Output exactly the lines from the line with "Read this page and output its text content." through the end of the records below. Include nothing else.

_TASK DATA:_
────────────────────

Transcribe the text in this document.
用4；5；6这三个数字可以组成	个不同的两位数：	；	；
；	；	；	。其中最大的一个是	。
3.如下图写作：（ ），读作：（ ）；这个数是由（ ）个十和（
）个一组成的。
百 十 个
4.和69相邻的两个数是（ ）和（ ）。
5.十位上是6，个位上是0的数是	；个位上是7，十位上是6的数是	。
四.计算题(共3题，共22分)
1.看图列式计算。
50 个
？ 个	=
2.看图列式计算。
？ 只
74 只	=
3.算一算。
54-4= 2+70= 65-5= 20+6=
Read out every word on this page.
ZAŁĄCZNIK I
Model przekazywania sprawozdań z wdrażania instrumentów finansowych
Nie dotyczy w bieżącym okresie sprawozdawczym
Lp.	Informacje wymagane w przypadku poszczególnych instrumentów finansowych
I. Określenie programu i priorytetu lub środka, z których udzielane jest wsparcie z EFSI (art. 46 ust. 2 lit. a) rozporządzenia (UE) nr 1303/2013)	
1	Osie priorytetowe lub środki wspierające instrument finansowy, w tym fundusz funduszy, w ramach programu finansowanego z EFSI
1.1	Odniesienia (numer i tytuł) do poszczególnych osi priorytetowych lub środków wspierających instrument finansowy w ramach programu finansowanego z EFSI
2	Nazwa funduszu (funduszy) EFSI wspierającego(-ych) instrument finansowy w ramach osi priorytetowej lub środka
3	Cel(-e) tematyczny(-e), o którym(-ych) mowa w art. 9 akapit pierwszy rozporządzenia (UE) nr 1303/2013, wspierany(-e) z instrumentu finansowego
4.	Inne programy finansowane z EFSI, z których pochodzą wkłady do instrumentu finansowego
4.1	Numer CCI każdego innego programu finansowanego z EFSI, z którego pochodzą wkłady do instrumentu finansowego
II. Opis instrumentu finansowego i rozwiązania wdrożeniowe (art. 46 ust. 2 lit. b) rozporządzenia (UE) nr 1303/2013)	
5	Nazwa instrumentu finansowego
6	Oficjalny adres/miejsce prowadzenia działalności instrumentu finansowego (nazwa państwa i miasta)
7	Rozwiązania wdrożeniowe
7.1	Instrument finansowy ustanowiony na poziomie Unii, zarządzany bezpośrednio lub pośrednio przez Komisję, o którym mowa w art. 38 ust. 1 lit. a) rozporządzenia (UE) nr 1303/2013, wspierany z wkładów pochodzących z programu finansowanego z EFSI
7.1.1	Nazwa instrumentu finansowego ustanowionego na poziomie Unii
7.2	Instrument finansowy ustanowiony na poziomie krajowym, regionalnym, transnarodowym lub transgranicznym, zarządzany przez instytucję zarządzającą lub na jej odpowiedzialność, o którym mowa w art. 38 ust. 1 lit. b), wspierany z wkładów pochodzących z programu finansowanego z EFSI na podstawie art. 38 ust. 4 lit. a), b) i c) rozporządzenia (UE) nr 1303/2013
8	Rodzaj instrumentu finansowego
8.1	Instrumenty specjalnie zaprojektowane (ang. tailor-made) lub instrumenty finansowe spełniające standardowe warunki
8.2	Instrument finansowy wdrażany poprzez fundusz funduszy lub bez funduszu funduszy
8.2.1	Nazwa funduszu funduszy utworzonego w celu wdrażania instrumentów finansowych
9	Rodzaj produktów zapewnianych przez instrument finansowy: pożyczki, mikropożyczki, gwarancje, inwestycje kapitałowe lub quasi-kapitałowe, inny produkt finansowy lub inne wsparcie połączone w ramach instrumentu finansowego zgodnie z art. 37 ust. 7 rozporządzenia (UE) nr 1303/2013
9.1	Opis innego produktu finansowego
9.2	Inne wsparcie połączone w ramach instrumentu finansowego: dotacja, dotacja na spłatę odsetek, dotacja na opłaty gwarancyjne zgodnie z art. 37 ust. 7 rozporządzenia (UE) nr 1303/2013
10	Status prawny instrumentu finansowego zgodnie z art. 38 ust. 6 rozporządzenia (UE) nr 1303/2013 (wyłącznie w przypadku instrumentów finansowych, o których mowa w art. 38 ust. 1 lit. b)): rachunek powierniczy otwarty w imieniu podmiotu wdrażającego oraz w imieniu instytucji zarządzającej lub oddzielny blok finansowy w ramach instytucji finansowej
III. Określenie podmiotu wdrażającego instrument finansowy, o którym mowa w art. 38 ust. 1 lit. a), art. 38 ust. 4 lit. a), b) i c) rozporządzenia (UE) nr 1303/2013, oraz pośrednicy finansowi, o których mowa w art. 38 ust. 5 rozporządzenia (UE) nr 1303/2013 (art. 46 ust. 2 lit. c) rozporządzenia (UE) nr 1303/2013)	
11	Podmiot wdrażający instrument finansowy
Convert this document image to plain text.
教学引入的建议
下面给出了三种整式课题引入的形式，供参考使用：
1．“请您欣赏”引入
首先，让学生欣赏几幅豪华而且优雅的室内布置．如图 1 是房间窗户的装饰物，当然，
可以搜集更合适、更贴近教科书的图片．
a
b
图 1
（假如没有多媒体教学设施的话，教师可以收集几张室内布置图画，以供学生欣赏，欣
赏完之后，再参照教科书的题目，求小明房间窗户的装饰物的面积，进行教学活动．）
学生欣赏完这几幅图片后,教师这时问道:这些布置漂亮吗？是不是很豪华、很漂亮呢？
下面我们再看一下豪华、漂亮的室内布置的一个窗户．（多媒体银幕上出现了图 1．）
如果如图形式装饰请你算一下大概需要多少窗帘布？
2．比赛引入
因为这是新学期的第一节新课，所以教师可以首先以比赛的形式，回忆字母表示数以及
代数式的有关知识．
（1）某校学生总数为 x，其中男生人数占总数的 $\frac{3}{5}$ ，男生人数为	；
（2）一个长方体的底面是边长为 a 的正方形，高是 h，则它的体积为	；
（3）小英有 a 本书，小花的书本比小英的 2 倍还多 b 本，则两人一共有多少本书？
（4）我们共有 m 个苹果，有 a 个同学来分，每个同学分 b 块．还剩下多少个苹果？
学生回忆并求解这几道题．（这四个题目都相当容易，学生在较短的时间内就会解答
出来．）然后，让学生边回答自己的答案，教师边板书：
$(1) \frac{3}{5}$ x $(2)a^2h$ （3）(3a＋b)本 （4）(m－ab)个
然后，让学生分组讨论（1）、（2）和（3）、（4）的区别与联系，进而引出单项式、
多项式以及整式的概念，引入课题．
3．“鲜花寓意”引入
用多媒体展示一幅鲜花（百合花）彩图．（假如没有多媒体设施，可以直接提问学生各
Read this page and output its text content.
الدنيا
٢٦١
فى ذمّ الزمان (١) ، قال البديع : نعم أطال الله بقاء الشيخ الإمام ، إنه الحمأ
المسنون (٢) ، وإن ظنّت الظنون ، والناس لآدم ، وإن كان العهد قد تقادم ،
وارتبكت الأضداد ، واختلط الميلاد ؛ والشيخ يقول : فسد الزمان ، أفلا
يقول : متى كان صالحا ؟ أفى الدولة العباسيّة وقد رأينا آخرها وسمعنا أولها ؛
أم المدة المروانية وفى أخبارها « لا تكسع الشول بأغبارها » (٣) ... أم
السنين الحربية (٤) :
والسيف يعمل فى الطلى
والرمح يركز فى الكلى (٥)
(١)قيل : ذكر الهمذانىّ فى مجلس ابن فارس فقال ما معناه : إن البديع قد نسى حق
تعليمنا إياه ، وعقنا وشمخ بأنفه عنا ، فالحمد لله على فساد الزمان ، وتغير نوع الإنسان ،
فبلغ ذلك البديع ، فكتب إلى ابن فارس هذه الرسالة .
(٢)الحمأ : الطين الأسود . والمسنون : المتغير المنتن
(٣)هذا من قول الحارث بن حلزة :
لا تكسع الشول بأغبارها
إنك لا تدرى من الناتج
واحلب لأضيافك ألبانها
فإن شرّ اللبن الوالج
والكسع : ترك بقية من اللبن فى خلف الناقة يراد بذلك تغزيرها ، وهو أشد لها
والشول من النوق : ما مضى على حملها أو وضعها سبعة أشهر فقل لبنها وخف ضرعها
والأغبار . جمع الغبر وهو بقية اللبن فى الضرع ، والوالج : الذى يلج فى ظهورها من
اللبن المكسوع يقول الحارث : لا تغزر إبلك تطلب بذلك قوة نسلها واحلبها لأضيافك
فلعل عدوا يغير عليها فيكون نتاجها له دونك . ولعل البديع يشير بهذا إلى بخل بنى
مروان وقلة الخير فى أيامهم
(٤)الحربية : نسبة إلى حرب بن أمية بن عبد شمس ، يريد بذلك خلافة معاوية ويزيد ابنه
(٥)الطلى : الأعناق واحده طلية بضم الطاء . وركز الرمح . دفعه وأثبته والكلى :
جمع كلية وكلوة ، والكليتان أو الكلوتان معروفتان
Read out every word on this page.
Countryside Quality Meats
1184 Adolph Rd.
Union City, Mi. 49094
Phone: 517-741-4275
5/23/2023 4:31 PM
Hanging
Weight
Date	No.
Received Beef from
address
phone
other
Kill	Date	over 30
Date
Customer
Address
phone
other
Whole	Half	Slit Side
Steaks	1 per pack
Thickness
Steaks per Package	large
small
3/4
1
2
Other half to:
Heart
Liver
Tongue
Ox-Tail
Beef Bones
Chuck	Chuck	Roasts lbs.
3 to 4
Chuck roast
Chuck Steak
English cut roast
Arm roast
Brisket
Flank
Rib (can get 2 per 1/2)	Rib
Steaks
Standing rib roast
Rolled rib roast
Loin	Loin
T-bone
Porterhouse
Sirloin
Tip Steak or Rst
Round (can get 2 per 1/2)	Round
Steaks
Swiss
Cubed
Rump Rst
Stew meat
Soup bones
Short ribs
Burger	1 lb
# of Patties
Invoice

────────────────────

_ANSWER TO THE TASK:_
Read this page and output its text content.
الدنيا
٢٦١
فى ذمّ الزمان (١) ، قال البديع : نعم أطال الله بقاء الشيخ الإمام ، إنه الحمأ
المسنون (٢) ، وإن ظنّت الظنون ، والناس لآدم ، وإن كان العهد قد تقادم ،
وارتبكت الأضداد ، واختلط الميلاد ؛ والشيخ يقول : فسد الزمان ، أفلا
يقول : متى كان صالحا ؟ أفى الدولة العباسيّة وقد رأينا آخرها وسمعنا أولها ؛
أم المدة المروانية وفى أخبارها « لا تكسع الشول بأغبارها » (٣) ... أم
السنين الحربية (٤) :
والسيف يعمل فى الطلى
والرمح يركز فى الكلى (٥)
(١)قيل : ذكر الهمذانىّ فى مجلس ابن فارس فقال ما معناه : إن البديع قد نسى حق
تعليمنا إياه ، وعقنا وشمخ بأنفه عنا ، فالحمد لله على فساد الزمان ، وتغير نوع الإنسان ،
فبلغ ذلك البديع ، فكتب إلى ابن فارس هذه الرسالة .
(٢)الحمأ : الطين الأسود . والمسنون : المتغير المنتن
(٣)هذا من قول الحارث بن حلزة :
لا تكسع الشول بأغبارها
إنك لا تدرى من الناتج
واحلب لأضيافك ألبانها
فإن شرّ اللبن الوالج
والكسع : ترك بقية من اللبن فى خلف الناقة يراد بذلك تغزيرها ، وهو أشد لها
والشول من النوق : ما مضى على حملها أو وضعها سبعة أشهر فقل لبنها وخف ضرعها
والأغبار . جمع الغبر وهو بقية اللبن فى الضرع ، والوالج : الذى يلج فى ظهورها من
اللبن المكسوع يقول الحارث : لا تغزر إبلك تطلب بذلك قوة نسلها واحلبها لأضيافك
فلعل عدوا يغير عليها فيكون نتاجها له دونك . ولعل البديع يشير بهذا إلى بخل بنى
مروان وقلة الخير فى أيامهم
(٤)الحربية : نسبة إلى حرب بن أمية بن عبد شمس ، يريد بذلك خلافة معاوية ويزيد ابنه
(٥)الطلى : الأعناق واحده طلية بضم الطاء . وركز الرمح . دفعه وأثبته والكلى :
جمع كلية وكلوة ، والكليتان أو الكلوتان معروفتان
Read out every word on this page.
Countryside Quality Meats
1184 Adolph Rd.
Union City, Mi. 49094
Phone: 517-741-4275
5/23/2023 4:31 PM
Hanging
Weight
Date	No.
Received Beef from
address
phone
other
Kill	Date	over 30
Date
Customer
Address
phone
other
Whole	Half	Slit Side
Steaks	1 per pack
Thickness
Steaks per Package	large
small
3/4
1
2
Other half to:
Heart
Liver
Tongue
Ox-Tail
Beef Bones
Chuck	Chuck	Roasts lbs.
3 to 4
Chuck roast
Chuck Steak
English cut roast
Arm roast
Brisket
Flank
Rib (can get 2 per 1/2)	Rib
Steaks
Standing rib roast
Rolled rib roast
Loin	Loin
T-bone
Porterhouse
Sirloin
Tip Steak or Rst
Round (can get 2 per 1/2)	Round
Steaks
Swiss
Cubed
Rump Rst
Stew meat
Soup bones
Short ribs
Burger	1 lb
# of Patties
Invoice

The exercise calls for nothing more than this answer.